— Given exercise —
Can you quote the rows below, word for word, from the line containing "y-tick-label: 20 [34,2,50,18]" through the line containing "Where is each", including both of those lines?

— Exercise data —
__________

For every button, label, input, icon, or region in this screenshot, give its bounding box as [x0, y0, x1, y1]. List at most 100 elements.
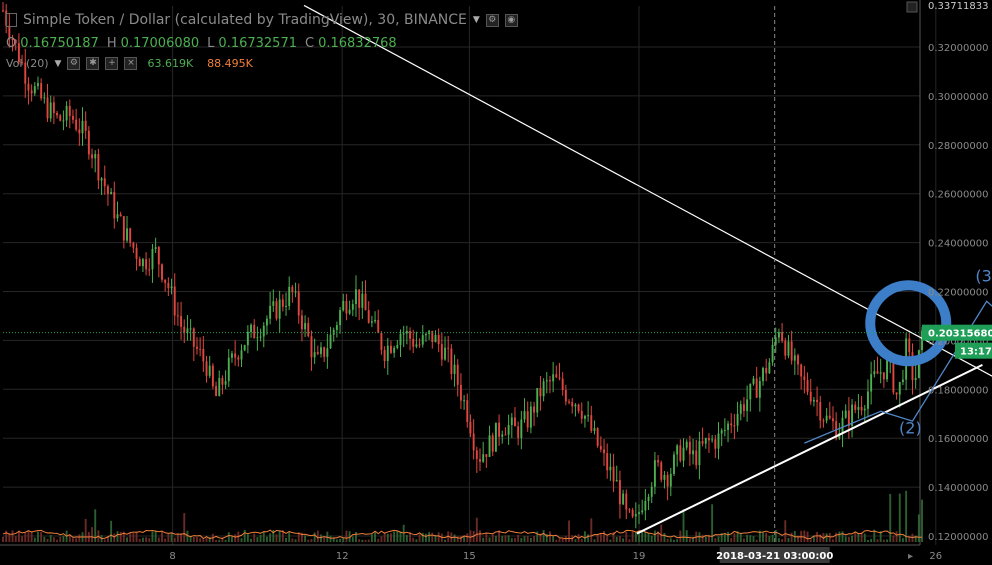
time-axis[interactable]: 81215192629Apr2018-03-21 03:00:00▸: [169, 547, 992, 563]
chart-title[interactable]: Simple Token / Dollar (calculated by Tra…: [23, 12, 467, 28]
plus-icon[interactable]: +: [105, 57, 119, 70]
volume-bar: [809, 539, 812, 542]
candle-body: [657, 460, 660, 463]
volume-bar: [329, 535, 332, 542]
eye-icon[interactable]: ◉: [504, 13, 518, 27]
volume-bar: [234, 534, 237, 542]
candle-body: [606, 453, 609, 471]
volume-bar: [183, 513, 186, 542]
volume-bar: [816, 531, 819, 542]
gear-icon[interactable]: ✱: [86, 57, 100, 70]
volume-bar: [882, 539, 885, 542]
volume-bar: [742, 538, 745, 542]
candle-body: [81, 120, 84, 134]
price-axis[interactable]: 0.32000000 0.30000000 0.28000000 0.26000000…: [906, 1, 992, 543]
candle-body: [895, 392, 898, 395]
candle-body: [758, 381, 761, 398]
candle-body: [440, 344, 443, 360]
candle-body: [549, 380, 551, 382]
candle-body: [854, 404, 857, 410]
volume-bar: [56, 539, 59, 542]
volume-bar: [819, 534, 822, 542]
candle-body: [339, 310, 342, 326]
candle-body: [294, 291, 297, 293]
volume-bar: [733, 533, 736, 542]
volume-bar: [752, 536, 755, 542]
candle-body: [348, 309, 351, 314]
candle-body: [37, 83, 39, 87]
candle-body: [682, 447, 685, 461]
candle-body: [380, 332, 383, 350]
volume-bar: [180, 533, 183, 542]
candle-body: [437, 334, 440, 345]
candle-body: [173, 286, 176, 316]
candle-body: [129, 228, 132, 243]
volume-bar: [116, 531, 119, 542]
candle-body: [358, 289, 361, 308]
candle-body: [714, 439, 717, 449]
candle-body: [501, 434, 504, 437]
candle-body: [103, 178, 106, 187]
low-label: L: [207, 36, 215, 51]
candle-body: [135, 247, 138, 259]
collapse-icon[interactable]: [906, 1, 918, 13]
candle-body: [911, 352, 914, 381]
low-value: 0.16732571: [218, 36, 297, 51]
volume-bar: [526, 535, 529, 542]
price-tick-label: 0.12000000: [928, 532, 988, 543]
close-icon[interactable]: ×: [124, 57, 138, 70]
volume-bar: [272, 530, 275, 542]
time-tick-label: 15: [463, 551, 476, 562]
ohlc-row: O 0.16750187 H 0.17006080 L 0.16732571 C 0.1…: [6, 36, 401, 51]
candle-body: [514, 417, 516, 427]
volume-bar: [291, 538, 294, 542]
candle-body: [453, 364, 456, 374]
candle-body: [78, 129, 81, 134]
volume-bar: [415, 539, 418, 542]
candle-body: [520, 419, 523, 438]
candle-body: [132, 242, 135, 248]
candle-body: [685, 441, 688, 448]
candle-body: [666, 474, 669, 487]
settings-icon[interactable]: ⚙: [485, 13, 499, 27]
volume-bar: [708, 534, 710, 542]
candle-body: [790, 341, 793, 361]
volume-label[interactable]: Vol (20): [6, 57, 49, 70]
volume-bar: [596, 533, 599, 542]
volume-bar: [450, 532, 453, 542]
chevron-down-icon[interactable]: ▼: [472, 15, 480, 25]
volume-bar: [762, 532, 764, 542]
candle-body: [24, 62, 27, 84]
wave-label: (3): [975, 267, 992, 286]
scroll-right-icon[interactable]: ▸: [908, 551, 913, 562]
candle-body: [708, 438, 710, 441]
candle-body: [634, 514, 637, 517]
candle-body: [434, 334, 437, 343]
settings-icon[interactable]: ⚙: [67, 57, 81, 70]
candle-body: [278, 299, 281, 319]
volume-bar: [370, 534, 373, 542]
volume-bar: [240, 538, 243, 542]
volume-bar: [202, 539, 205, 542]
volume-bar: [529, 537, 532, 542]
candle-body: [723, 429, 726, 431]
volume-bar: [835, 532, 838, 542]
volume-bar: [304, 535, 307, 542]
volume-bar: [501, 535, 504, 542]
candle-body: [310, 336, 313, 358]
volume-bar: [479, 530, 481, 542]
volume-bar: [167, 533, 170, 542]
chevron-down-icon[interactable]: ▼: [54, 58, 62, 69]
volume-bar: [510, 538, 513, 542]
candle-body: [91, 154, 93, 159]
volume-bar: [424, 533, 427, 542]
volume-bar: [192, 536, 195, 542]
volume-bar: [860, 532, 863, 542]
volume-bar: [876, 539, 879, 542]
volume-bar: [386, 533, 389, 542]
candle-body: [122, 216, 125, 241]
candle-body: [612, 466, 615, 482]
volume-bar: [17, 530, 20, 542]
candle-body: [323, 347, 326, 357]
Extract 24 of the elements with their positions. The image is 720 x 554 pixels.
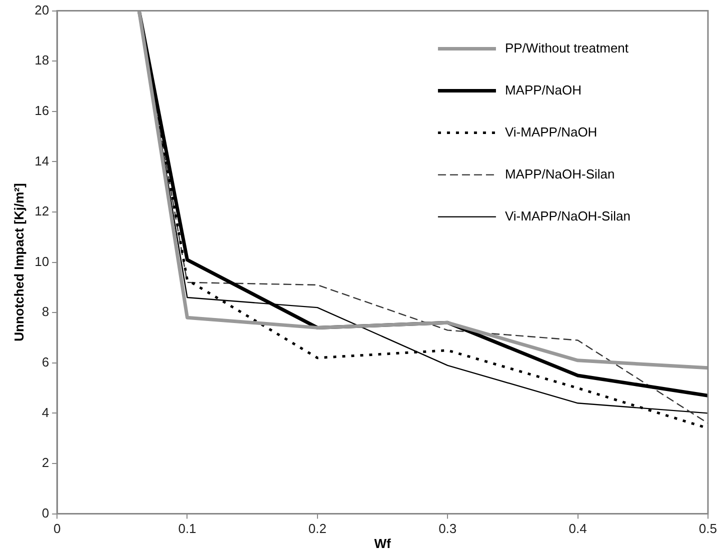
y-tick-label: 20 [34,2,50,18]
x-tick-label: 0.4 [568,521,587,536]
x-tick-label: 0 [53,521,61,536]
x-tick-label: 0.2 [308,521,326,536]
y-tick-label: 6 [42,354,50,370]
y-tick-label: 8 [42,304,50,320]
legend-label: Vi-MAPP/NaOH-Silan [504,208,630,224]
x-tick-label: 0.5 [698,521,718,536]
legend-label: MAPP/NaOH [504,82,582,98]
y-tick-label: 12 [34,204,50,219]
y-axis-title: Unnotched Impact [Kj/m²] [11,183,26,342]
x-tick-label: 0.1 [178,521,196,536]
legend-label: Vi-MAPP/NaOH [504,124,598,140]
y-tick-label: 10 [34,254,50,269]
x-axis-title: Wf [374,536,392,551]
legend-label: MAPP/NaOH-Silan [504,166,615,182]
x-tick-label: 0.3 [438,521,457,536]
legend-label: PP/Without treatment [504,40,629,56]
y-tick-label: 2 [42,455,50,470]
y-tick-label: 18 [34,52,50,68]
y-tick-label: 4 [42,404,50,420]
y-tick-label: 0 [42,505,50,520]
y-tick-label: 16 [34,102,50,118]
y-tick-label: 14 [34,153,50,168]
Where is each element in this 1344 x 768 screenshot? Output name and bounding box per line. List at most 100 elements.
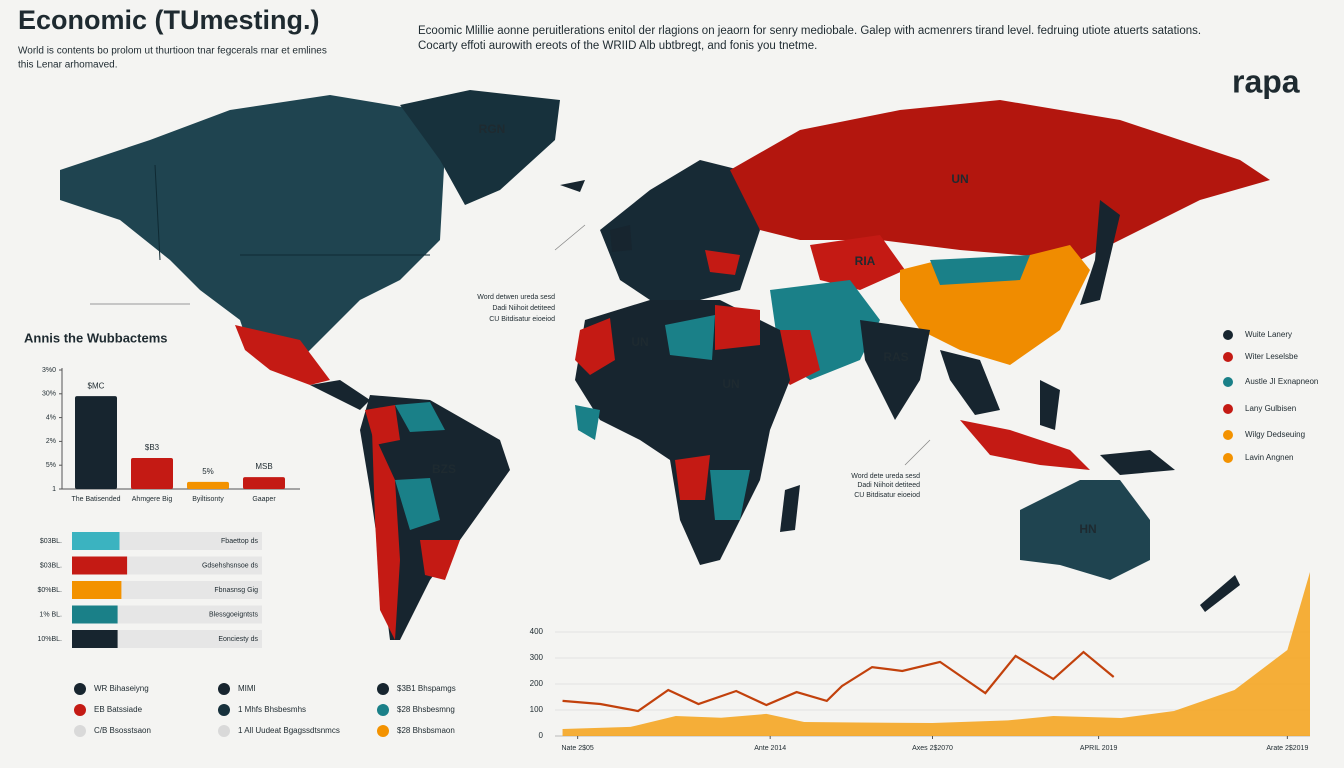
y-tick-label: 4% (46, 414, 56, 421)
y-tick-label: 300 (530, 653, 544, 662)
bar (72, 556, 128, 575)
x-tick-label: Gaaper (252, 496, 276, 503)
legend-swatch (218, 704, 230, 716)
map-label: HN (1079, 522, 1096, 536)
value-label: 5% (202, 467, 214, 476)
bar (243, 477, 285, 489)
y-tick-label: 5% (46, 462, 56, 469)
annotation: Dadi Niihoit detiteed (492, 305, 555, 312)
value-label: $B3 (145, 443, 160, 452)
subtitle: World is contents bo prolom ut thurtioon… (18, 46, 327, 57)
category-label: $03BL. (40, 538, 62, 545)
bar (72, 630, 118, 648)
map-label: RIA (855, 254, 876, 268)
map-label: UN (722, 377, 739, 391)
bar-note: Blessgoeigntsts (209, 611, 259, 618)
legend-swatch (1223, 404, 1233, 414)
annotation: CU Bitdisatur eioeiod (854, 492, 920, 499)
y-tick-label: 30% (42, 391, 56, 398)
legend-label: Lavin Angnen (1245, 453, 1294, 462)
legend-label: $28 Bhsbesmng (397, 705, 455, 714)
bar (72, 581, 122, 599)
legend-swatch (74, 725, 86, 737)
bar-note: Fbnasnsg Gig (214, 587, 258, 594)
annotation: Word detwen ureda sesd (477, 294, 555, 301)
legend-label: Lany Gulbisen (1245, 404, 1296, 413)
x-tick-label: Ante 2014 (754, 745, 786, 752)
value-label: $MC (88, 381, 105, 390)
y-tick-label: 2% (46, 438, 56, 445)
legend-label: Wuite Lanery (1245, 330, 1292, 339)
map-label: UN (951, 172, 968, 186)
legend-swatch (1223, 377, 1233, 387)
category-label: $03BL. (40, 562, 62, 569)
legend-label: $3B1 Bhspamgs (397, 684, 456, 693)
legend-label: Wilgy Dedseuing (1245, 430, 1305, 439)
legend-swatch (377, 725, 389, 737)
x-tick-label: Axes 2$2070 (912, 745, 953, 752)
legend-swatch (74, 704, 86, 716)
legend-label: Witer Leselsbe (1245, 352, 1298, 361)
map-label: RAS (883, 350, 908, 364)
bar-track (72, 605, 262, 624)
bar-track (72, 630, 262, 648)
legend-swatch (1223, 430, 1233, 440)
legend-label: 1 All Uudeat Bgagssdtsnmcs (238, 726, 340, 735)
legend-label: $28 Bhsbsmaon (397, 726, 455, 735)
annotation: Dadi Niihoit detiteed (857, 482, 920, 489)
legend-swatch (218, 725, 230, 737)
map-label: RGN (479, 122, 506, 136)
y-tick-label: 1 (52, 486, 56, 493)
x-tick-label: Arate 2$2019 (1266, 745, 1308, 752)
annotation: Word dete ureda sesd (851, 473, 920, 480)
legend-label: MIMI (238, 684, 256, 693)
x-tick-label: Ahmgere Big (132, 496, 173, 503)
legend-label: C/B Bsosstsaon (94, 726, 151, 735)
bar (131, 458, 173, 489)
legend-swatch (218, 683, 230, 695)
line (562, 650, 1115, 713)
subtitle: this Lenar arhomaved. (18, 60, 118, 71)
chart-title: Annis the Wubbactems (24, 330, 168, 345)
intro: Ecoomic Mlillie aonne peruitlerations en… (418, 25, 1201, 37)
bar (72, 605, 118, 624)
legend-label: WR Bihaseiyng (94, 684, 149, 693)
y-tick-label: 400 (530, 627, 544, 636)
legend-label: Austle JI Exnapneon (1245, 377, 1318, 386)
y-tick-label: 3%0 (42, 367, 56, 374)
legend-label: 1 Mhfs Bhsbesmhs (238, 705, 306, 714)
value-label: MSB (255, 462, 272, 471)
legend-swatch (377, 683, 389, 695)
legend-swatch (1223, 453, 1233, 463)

__________

— Solution to the problem —
y-tick-label: 20 [34,2,50,18]
x-tick-label: 0.4 [568,521,587,536]
x-tick-label: 0 [53,521,61,536]
x-tick-label: 0.2 [308,521,326,536]
y-tick-label: 6 [42,354,50,370]
y-tick-label: 8 [42,304,50,320]
legend-label: Vi-MAPP/NaOH-Silan [504,208,630,224]
x-tick-label: 0.5 [698,521,718,536]
legend-label: MAPP/NaOH [504,82,582,98]
y-tick-label: 12 [34,204,50,219]
y-axis-title: Unnotched Impact [Kj/m²] [11,183,26,342]
x-tick-label: 0.1 [178,521,196,536]
legend-label: Vi-MAPP/NaOH [504,124,598,140]
y-tick-label: 10 [34,254,50,269]
x-axis-title: Wf [374,536,392,551]
legend-label: MAPP/NaOH-Silan [504,166,615,182]
x-tick-label: 0.3 [438,521,457,536]
legend-label: PP/Without treatment [504,40,629,56]
y-tick-label: 2 [42,455,50,470]
y-tick-label: 18 [34,52,50,68]
y-tick-label: 4 [42,404,50,420]
y-tick-label: 0 [42,505,50,520]
y-tick-label: 16 [34,102,50,118]
y-tick-label: 14 [34,153,50,168]
Where is each element in this 1344 x 768 screenshot? Output name and bounding box per line. List at most 100 elements.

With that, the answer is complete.